TEXT BLOCK =>
**********

All the above would work in an ideal world but before you get there....
Your stock MAP sensor is calibrated for 1bar/14.5psi and from what i recall will give you about 4.75v at 1 bar (zero vacuum reading) and would have a 0 to 5v full sweep (so would give you more than 4.75 if the pressure is higher than 14.5). Once you boost your engine you will need somehow to give the ecu the same information but with an offset of 6 psi in your case - that way by adding the appropriate larger injectors you will get the estimated fuel flow at full boost based on the calculations above. How does it work

stock map varies from a 0v output at absolute vacuum to 4.75v at sea level where your WOT and vacuum reading is 0 (1bar/14.5 psi absolute pressure)
the new map sensor output (whichever way you achieve that) should go from 0 at 0 pressure to 4.75 at 6psi of boost (that would be 20.5 absolute pressure) - that way you just shifted your engine's electronics to work on a different scale - keep in mind that this will definitely not be the real world case scenario but good place to start your fine tuning.

**********

GIVEN REQUEST 1 => According to the MAP sensor text, why should the ECU receive the same information with a 6 psi offset after the engine is boosted? Answer in one to three sentences.
GIVEN REQUEST 2 => Decide whether each statement agrees with the MAP sensor text, answering yes or no and quoting the deciding words: (a) The stock MAP sensor is calibrated for 1 bar. (b) The rescaled sensor output will match real-world conditions. (c) Six psi of boost corresponds to 20.5 absolute pressure.
GIVEN REQUEST 3 => Set down the part of the MAP sensor text that begins at the words "Your stock MAP" and stops after "psi absolute pressure)".
The data after this point has no role in any task.

DATA PROVIDED =>
**********

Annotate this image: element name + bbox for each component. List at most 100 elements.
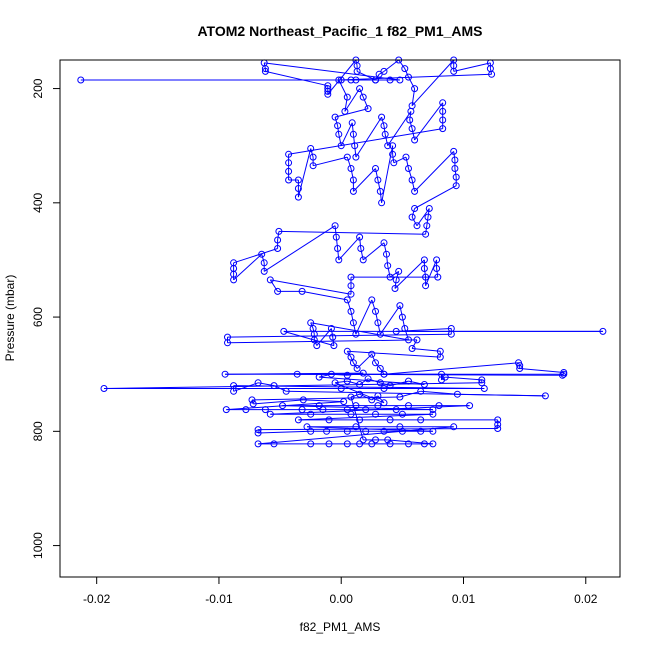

**********

COMPLETE RESPONSE 1 => With that offset, adding the appropriate larger injectors gives the estimated fuel flow at full boost, based on the calculations mentioned earlier.

COMPLETE RESPONSE 2 =>
(a) Yes: "Your stock MAP sensor is calibrated for 1bar/14.5psi"
(b) No: "this will definitely not be the real world case scenario"
(c) Yes: "6psi of boost (that would be 20.5 absolute pressure)"

COMPLETE RESPONSE 3 =>
Your stock MAP sensor is calibrated for 1bar/14.5psi and from what i recall will give you about 4.75v at 1 bar (zero vacuum reading) and would have a 0 to 5v full sweep (so would give you more than 4.75 if the pressure is higher than 14.5). Once you boost your engine you will need somehow to give the ecu the same information but with an offset of 6 psi in your case - that way by adding the appropriate larger injectors you will get the estimated fuel flow at full boost based on the calculations above. How does it work

stock map varies from a 0v output at absolute vacuum to 4.75v at sea level where your WOT and vacuum reading is 0 (1bar/14.5 psi absolute pressure)